Exercise brief.
Establish how many lines in the material include the string "Höhenstraße" and report it as a lone number.

== Source material ==

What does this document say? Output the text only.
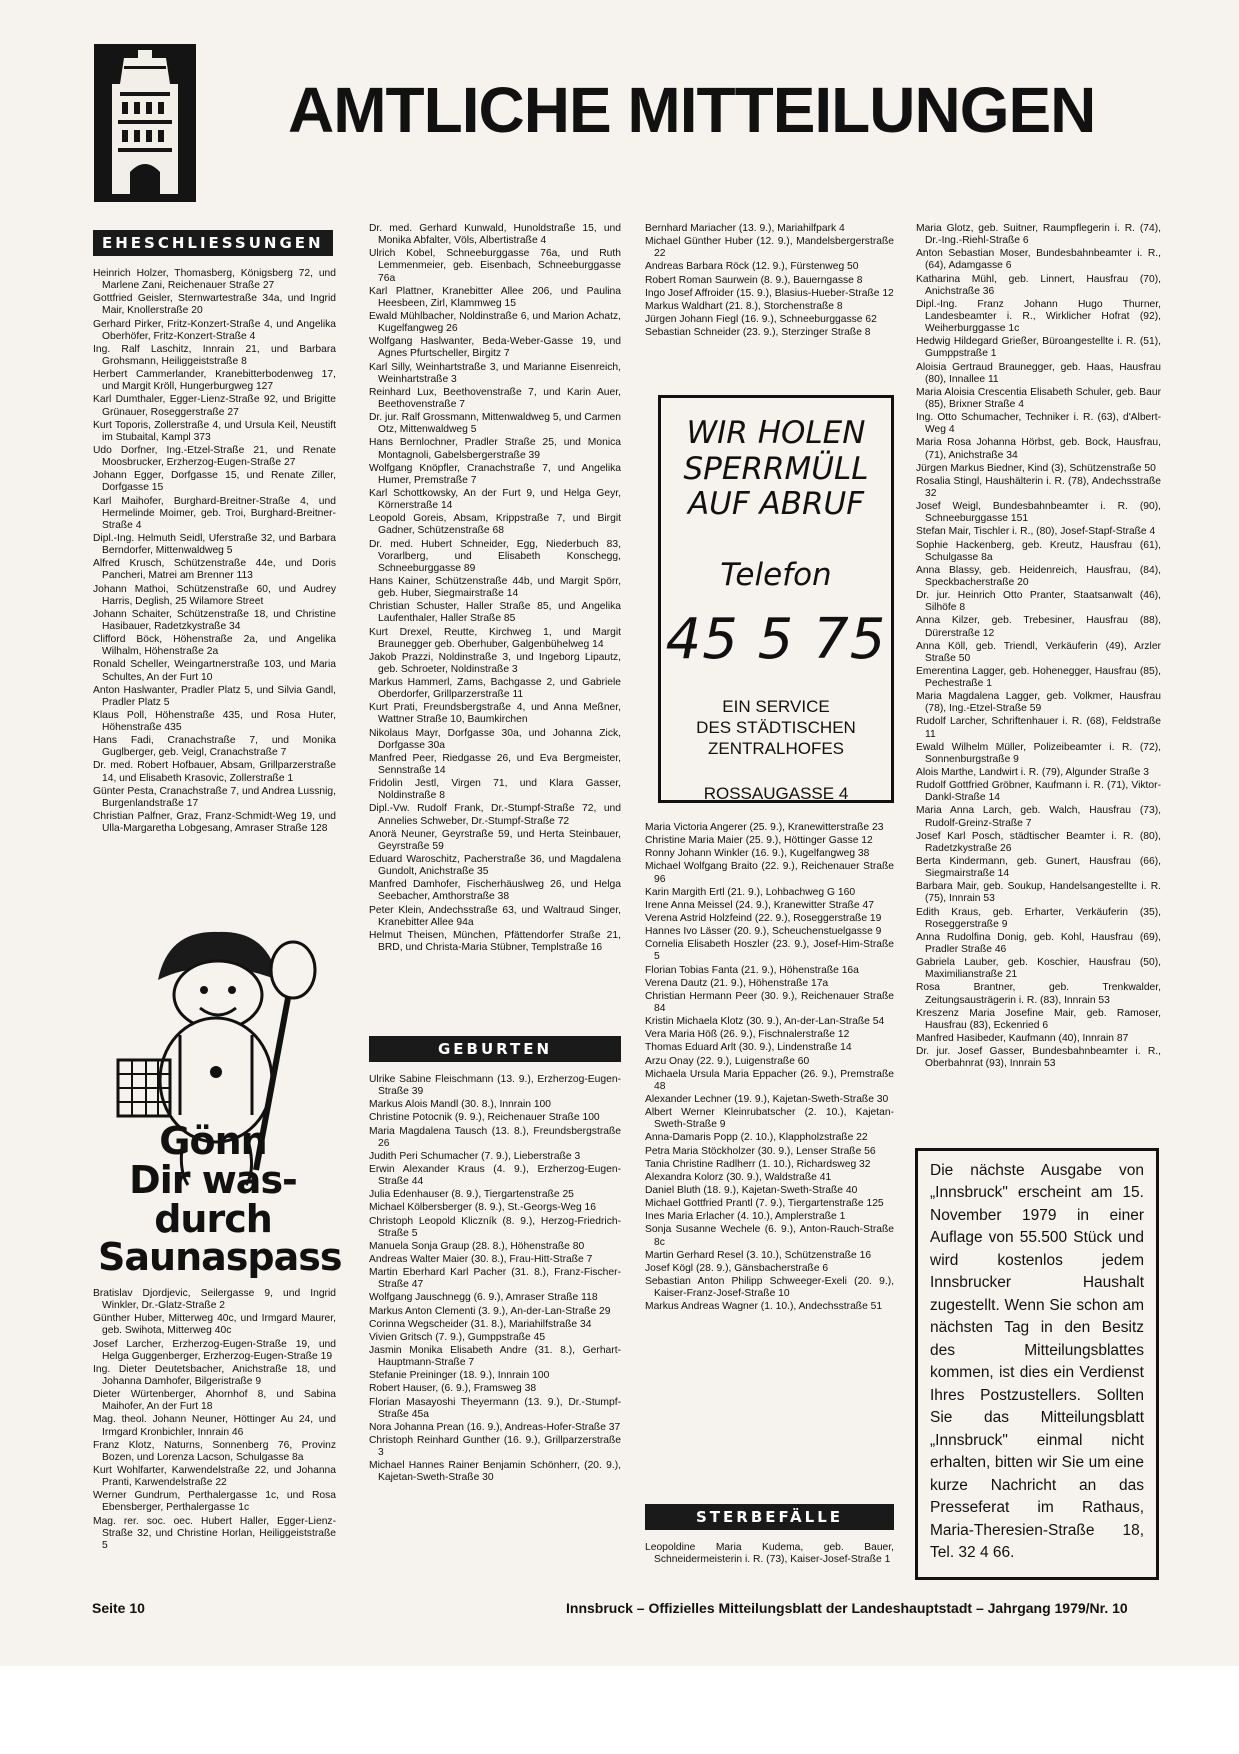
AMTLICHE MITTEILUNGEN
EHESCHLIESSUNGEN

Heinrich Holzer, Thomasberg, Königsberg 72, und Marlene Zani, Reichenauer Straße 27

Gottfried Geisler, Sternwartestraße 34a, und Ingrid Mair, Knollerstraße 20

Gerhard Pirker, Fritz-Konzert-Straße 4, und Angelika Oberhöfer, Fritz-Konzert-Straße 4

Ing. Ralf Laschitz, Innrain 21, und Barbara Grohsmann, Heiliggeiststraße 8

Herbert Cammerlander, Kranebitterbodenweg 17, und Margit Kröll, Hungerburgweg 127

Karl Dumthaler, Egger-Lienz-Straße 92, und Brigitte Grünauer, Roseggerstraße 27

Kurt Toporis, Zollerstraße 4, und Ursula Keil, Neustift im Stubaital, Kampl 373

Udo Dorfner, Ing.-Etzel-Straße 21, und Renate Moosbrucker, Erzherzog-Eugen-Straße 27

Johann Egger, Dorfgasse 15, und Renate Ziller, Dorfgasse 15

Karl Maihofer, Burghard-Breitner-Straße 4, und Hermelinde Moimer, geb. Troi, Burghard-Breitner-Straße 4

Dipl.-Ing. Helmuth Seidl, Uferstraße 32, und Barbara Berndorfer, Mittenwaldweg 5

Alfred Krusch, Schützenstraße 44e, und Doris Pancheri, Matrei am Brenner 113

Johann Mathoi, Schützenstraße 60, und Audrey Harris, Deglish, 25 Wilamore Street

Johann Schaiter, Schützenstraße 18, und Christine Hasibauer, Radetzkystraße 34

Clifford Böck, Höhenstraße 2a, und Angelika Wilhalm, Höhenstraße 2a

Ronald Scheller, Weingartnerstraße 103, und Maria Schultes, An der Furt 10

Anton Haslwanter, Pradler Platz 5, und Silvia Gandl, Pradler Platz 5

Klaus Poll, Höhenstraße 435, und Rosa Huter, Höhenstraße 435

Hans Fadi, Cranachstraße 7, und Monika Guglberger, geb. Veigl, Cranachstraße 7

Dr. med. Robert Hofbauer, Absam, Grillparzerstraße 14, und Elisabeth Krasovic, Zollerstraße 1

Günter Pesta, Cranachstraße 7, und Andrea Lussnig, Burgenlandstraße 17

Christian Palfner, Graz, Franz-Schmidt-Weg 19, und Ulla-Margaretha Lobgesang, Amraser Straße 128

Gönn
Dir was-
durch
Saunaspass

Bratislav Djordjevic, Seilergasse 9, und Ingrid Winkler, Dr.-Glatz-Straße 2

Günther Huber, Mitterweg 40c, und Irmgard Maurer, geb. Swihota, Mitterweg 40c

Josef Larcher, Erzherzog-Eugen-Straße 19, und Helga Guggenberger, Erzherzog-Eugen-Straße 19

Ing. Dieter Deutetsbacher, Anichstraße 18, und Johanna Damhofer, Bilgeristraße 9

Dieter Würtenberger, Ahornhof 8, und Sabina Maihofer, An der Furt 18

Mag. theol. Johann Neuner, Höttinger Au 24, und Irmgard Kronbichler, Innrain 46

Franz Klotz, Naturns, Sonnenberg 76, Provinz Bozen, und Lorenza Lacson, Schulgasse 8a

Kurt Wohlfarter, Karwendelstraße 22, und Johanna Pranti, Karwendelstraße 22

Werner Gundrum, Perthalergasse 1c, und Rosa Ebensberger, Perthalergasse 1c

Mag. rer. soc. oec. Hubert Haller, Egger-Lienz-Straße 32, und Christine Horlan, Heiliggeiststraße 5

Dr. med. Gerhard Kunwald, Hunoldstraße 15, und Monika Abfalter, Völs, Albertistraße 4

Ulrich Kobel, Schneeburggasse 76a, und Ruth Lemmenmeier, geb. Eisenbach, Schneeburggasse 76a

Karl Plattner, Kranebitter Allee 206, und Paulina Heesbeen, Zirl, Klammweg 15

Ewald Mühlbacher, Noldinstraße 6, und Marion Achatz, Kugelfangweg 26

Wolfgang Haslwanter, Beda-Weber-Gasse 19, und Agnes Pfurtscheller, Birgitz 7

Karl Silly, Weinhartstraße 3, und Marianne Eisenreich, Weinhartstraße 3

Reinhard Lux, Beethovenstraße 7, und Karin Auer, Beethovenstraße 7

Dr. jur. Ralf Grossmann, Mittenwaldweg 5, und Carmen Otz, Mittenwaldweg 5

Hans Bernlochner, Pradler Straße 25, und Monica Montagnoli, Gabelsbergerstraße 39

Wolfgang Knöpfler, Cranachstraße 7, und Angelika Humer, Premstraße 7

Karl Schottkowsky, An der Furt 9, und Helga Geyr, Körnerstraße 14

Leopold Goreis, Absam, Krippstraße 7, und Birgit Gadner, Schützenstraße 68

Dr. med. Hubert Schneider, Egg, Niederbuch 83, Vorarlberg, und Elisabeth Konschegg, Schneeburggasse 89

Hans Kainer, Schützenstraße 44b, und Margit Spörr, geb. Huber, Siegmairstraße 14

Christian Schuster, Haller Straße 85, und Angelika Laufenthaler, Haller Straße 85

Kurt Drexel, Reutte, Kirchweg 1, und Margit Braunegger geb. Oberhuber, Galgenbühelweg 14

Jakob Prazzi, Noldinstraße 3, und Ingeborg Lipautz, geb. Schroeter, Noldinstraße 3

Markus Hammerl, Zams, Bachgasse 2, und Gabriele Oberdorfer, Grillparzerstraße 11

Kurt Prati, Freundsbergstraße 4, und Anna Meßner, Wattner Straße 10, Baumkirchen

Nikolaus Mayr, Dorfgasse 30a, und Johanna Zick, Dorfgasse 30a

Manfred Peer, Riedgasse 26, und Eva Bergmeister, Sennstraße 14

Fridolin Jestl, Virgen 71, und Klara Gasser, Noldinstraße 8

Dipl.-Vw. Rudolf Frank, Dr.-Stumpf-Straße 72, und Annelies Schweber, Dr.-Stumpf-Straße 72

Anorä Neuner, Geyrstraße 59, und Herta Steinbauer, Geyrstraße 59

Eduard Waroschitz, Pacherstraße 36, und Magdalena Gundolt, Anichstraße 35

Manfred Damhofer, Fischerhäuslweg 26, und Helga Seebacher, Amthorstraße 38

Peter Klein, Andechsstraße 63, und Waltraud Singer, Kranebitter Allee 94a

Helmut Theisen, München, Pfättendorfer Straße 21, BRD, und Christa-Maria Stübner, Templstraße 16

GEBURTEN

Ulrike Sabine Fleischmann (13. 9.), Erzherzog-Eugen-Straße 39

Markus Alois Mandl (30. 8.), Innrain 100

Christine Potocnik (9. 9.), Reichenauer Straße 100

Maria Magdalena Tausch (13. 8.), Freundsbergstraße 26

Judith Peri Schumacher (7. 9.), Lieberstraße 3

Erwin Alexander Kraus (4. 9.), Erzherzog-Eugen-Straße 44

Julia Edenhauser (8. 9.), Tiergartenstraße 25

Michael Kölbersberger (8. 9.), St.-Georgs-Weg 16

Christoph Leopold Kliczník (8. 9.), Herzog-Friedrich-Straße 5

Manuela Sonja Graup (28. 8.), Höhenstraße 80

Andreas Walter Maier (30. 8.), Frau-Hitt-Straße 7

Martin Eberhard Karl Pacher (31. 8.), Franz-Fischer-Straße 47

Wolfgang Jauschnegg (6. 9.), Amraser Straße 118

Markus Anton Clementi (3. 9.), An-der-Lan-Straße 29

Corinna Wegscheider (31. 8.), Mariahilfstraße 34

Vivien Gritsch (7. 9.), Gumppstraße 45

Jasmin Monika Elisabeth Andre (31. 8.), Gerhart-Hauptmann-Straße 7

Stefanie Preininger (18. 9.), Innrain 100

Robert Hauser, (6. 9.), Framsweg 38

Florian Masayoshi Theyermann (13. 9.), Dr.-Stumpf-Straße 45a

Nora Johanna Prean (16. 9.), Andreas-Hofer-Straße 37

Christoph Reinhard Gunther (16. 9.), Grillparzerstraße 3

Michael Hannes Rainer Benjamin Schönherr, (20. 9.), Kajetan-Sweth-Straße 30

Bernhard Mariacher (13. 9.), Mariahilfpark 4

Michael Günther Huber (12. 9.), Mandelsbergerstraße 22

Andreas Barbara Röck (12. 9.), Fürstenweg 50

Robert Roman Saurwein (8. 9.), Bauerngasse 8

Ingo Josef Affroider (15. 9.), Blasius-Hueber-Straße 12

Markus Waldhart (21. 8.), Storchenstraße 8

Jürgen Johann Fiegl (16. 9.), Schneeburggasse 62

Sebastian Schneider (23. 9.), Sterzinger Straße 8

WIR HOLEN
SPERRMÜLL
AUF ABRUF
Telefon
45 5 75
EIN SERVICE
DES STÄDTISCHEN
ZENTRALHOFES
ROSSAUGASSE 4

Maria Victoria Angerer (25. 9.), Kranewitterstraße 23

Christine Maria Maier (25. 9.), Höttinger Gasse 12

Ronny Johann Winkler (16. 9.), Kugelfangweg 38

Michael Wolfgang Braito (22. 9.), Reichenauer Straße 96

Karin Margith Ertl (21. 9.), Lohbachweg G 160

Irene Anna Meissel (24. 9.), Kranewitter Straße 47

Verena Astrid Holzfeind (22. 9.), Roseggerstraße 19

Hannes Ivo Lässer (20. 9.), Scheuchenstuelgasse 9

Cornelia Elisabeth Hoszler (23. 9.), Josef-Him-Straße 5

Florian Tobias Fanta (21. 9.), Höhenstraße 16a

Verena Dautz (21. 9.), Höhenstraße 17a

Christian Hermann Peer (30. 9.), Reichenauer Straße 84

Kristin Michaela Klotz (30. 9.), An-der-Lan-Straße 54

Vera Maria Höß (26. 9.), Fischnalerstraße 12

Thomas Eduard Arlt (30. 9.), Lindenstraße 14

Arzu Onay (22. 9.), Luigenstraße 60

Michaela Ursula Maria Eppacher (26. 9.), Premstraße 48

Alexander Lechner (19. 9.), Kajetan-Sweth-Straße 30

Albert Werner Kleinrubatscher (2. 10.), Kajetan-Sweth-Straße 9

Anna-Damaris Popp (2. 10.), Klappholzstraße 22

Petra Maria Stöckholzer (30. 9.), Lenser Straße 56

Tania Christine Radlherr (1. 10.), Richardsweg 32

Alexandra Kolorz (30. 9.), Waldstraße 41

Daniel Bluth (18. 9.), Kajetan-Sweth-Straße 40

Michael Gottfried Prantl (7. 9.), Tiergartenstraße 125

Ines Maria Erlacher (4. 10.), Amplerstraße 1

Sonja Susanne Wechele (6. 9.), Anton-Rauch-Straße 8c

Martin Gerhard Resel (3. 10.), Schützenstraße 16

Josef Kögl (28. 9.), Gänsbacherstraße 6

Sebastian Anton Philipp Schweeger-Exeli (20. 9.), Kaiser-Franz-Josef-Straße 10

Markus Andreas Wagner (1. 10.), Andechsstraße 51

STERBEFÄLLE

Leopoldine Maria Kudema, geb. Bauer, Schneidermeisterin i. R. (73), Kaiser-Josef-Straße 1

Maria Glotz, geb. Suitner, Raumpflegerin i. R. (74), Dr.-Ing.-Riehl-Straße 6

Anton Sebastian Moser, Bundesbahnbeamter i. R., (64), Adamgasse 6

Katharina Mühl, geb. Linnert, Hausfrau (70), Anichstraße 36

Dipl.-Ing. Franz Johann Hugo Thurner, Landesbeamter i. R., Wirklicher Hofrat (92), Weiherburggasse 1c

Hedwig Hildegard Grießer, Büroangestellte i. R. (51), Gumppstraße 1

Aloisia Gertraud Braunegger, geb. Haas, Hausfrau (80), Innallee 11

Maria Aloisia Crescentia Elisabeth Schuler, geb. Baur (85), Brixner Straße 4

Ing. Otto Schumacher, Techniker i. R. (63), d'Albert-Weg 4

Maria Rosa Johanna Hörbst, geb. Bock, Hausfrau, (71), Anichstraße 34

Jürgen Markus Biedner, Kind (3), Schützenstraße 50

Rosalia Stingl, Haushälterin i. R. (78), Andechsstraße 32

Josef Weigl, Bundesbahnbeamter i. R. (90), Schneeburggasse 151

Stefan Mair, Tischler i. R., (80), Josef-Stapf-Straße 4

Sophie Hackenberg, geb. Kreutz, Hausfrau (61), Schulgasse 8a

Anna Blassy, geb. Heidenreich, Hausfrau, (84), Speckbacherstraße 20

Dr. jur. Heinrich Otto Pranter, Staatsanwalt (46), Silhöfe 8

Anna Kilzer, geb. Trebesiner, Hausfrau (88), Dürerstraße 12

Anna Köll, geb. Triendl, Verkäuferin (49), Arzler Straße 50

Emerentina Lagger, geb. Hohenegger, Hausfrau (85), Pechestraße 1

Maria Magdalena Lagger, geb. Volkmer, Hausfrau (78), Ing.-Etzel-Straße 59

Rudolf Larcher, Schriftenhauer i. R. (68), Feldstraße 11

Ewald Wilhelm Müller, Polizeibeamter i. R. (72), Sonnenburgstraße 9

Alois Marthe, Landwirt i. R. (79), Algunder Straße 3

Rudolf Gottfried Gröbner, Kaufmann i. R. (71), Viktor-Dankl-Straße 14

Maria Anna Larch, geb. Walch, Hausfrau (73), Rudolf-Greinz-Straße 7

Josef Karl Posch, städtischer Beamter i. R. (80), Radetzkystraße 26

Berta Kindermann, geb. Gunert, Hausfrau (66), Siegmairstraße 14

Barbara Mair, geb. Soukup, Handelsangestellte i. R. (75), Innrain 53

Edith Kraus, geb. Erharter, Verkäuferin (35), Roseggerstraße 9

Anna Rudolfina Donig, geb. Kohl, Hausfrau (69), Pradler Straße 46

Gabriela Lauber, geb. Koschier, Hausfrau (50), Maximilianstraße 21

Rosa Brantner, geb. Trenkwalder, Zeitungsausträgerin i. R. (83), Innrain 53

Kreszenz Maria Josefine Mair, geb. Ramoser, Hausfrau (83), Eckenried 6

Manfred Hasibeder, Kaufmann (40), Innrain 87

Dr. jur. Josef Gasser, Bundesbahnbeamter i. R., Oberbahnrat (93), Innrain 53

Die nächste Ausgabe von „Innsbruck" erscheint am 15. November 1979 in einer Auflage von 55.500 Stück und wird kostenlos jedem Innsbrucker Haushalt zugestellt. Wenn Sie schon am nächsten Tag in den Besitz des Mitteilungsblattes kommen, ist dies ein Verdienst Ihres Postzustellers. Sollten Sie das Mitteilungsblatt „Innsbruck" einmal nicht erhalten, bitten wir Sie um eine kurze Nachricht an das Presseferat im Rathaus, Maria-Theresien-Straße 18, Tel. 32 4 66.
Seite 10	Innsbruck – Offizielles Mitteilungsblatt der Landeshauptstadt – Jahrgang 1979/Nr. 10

===
== Source material ==

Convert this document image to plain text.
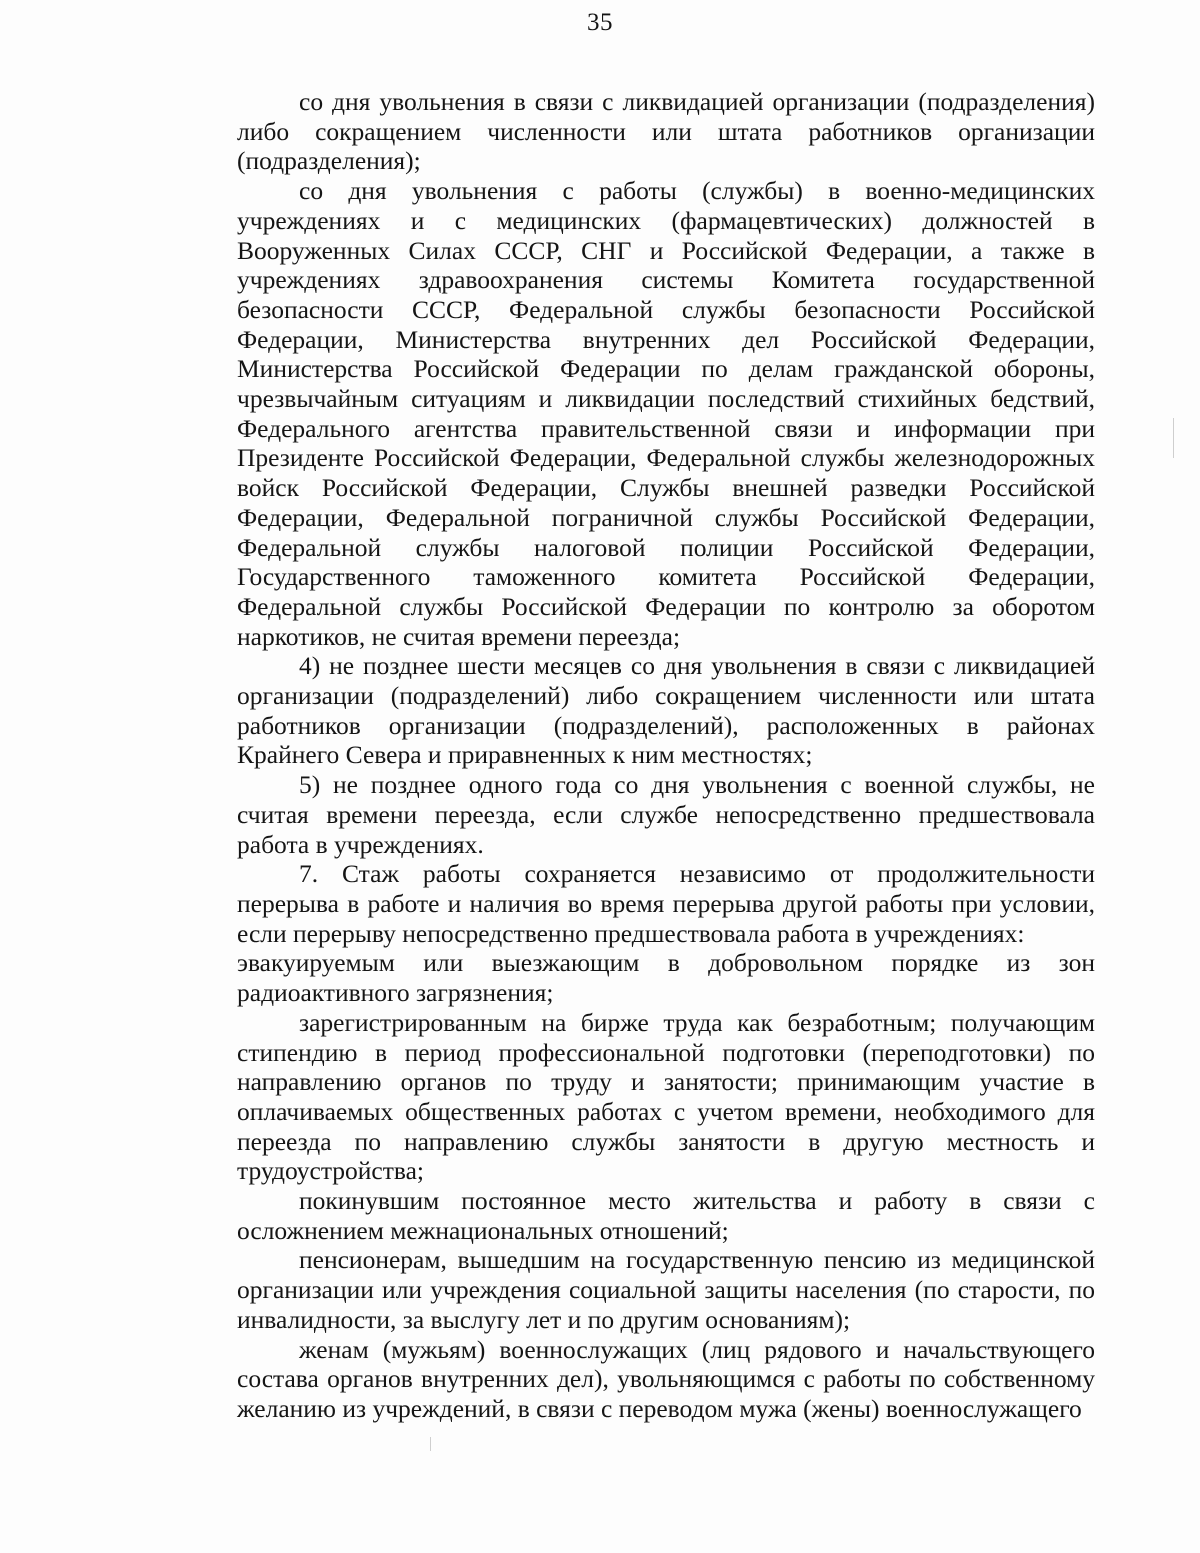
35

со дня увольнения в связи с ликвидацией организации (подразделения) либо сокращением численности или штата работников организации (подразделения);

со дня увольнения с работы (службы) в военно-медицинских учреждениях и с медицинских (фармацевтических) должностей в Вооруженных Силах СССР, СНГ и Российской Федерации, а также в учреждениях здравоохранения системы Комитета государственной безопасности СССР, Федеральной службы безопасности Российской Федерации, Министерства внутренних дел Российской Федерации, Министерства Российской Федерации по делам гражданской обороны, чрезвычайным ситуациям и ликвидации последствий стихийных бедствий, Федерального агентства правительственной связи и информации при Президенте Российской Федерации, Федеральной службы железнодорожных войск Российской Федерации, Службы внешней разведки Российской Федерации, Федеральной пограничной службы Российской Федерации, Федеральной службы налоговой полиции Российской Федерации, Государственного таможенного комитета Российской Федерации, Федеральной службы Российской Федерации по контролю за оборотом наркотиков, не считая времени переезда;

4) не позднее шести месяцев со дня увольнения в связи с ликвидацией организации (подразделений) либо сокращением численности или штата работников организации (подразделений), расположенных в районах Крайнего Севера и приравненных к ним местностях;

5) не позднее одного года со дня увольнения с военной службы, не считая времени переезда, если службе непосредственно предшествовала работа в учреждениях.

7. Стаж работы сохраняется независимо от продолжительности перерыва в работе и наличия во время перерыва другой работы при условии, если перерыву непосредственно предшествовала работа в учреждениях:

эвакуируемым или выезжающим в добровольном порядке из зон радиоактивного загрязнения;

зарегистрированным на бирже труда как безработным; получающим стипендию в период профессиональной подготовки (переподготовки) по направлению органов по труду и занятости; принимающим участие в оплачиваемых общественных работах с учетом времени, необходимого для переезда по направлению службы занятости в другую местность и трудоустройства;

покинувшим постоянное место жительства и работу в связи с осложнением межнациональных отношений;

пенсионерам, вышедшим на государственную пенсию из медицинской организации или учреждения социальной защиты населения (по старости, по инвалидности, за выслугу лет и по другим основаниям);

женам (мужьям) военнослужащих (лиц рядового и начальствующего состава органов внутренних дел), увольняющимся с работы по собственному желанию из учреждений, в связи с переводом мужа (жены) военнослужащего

===

Result below.
5